***** Stored rows *****
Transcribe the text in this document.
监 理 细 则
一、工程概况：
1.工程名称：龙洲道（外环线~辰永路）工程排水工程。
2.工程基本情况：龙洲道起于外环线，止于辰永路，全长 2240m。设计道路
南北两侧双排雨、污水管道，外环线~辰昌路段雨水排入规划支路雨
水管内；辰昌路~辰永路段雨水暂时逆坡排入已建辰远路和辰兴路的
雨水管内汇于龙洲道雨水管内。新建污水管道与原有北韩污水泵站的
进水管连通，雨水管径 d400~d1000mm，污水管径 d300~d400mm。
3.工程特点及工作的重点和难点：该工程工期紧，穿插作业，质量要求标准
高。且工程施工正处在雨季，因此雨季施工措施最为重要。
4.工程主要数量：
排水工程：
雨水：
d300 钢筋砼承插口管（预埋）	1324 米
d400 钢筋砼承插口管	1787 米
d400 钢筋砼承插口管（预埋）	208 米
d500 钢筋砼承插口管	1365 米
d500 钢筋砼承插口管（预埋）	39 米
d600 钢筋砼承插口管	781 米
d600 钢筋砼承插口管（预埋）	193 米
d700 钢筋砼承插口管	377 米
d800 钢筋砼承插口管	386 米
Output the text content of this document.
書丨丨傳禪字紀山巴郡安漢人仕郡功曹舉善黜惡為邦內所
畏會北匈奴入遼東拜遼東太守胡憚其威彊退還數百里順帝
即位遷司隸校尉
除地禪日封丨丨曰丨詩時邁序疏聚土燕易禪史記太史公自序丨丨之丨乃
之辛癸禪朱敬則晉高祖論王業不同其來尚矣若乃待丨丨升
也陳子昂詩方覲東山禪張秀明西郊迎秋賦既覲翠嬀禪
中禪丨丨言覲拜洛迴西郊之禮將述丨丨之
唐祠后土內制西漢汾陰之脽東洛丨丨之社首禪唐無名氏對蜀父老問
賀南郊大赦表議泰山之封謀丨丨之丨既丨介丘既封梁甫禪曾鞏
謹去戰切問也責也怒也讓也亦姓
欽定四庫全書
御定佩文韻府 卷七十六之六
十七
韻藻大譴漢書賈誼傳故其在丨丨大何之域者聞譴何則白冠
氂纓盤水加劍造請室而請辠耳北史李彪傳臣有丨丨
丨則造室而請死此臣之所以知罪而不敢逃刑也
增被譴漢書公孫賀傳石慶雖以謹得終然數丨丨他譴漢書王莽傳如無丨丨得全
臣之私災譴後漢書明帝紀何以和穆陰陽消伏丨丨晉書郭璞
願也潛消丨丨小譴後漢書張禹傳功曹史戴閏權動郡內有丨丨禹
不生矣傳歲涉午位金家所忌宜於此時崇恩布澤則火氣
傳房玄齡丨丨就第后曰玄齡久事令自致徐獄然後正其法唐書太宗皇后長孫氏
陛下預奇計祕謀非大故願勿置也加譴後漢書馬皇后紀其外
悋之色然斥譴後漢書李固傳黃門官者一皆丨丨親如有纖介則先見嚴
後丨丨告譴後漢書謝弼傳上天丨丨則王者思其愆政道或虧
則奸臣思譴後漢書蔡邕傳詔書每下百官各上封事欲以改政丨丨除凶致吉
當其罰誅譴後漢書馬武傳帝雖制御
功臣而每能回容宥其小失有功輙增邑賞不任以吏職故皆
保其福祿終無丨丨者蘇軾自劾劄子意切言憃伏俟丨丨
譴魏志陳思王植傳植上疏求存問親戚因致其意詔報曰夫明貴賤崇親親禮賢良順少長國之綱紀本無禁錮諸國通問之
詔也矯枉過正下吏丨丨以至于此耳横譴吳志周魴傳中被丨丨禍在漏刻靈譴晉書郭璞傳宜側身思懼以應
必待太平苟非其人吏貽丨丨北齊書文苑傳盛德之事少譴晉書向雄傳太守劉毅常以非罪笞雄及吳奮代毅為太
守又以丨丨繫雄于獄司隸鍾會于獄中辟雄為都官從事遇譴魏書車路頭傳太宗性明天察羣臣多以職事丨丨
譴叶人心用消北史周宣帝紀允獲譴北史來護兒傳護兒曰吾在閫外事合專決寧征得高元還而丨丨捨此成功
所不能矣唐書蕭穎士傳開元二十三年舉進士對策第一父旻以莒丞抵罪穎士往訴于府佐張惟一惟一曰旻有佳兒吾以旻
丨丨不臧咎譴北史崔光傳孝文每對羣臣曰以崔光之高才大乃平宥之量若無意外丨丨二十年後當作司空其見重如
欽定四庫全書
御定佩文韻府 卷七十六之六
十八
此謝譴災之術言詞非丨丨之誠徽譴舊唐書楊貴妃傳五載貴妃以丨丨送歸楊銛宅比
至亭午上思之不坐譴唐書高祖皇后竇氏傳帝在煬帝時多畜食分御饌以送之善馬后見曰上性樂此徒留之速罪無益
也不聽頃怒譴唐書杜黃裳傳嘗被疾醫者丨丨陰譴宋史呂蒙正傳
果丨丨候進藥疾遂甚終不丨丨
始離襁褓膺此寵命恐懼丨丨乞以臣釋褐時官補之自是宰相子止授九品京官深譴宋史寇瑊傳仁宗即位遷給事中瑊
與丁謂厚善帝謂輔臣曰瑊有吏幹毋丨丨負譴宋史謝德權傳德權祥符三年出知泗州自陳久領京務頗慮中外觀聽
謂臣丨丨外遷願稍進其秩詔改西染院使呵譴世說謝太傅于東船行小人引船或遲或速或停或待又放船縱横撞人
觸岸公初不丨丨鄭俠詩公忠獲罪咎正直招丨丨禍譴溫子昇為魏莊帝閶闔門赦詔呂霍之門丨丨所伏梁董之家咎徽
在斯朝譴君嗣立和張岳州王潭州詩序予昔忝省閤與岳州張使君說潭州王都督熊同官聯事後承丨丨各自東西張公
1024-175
*****
§ The task
Determine how many lines in the records contain "this", and reply with the number only.

§ Exercise solution
2